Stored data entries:
— start —

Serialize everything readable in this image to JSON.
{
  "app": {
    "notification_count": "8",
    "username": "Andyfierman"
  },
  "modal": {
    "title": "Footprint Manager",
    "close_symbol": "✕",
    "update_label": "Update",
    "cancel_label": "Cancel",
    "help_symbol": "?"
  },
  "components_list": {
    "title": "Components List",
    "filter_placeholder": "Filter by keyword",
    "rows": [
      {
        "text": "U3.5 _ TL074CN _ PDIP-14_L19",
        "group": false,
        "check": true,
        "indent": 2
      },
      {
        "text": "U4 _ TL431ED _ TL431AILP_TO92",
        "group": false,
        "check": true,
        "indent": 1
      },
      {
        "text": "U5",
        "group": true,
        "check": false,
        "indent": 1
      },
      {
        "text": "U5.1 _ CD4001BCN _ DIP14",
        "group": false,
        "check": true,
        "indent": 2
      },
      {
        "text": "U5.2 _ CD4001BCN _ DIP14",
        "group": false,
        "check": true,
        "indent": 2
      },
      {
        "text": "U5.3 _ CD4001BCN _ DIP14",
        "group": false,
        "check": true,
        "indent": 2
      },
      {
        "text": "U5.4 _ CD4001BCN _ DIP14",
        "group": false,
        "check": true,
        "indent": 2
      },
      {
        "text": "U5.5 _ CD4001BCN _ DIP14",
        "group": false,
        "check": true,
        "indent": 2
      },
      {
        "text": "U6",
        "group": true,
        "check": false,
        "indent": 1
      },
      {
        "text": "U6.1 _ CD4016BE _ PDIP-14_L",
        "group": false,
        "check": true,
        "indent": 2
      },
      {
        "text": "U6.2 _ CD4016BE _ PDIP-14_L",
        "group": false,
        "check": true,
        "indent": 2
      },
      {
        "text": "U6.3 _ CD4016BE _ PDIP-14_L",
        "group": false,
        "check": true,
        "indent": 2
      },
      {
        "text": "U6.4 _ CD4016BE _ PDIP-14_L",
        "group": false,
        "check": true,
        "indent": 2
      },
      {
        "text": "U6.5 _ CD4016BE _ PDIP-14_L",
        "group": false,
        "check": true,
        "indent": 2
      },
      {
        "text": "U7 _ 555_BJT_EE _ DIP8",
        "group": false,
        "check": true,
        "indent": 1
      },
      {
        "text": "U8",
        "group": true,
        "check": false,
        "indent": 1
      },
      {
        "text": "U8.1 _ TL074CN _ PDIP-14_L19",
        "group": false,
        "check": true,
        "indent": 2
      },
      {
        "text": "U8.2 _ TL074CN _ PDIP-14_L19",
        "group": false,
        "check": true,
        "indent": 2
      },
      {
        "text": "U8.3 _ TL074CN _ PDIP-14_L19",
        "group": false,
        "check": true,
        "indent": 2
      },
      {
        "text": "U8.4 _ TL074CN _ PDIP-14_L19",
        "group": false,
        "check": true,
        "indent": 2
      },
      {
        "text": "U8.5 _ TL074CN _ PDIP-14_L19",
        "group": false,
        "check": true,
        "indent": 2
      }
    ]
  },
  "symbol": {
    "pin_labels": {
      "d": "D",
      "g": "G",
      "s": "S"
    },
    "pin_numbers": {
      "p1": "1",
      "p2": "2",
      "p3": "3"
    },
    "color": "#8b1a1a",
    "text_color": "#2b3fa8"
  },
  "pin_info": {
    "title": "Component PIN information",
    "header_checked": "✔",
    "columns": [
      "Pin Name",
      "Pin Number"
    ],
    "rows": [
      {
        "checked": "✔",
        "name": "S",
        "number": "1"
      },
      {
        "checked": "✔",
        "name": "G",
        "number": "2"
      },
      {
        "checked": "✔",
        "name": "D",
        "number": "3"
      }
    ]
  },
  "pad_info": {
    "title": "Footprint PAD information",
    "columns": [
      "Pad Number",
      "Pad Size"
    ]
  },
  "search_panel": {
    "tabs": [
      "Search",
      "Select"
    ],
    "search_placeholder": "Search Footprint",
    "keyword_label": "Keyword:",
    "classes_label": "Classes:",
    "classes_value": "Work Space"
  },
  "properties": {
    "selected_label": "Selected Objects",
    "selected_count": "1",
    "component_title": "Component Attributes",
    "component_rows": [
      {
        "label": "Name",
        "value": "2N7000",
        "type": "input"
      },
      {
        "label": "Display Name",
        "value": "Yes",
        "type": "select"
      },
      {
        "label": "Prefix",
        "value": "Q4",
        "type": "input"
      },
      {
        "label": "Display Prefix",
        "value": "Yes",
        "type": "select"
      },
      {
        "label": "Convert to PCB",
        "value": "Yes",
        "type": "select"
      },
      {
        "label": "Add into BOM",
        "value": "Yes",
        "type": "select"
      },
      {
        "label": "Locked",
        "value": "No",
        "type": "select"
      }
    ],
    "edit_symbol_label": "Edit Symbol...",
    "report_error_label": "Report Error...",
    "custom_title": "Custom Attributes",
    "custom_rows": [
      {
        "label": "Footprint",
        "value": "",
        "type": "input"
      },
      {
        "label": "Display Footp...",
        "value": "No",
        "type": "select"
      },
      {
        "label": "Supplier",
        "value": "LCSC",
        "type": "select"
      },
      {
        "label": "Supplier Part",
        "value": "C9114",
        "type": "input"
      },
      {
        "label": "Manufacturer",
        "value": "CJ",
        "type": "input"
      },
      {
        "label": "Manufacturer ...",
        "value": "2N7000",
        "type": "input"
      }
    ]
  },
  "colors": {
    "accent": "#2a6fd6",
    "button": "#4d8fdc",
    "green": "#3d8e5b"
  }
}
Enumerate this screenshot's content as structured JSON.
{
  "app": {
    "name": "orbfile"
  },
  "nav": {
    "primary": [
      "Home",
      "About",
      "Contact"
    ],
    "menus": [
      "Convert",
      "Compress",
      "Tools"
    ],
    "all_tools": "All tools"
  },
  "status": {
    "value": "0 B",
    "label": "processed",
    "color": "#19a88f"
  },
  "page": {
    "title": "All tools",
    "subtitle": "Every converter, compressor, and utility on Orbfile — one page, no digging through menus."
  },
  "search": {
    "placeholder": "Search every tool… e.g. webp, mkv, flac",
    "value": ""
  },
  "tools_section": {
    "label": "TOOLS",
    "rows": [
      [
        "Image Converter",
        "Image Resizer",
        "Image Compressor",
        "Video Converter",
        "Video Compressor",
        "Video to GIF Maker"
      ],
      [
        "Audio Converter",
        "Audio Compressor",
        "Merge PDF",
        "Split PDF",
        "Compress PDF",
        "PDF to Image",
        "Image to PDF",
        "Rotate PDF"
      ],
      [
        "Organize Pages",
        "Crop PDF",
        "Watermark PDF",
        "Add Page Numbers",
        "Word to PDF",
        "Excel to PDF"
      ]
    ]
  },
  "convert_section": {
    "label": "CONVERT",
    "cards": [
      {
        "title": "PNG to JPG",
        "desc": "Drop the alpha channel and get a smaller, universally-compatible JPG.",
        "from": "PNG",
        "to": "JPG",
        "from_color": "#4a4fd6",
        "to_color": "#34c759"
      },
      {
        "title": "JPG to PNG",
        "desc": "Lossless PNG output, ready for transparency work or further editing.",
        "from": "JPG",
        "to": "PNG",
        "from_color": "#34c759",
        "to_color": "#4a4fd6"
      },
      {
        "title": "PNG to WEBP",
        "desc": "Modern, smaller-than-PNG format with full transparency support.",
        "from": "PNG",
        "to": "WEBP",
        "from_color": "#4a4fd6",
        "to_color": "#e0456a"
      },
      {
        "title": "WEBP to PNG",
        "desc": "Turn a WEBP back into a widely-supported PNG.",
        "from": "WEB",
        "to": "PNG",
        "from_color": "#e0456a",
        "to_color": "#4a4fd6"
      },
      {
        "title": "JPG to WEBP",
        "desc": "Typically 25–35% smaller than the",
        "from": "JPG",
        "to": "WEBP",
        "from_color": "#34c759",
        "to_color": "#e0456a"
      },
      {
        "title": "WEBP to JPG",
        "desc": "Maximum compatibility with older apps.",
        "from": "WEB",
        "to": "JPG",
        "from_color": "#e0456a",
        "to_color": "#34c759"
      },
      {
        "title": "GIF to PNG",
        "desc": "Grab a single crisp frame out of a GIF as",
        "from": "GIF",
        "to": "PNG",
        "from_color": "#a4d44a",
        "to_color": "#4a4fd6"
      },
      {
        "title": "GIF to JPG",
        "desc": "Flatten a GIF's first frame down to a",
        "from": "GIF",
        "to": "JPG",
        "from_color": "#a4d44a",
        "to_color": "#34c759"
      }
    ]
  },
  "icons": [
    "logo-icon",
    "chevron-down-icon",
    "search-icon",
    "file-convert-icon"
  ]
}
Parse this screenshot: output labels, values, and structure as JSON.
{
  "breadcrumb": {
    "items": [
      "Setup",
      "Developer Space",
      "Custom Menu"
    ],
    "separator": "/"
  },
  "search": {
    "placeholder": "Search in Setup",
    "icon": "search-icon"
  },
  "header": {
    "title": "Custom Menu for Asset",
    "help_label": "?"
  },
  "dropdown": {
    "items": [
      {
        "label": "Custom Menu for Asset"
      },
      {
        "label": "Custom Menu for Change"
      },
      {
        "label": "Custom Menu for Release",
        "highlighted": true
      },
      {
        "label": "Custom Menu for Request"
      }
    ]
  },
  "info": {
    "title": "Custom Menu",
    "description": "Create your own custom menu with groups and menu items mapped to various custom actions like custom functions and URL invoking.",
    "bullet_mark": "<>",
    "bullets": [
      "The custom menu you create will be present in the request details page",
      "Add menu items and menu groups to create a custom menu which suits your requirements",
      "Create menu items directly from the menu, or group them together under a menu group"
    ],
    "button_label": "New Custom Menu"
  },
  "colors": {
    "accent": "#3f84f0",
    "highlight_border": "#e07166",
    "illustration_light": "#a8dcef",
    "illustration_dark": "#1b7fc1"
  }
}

— end —

Stated problem.
Where a line of the data holds "Attributes", show that line.

Task output.
    "component_title": "Component Attributes",
    "custom_title": "Custom Attributes",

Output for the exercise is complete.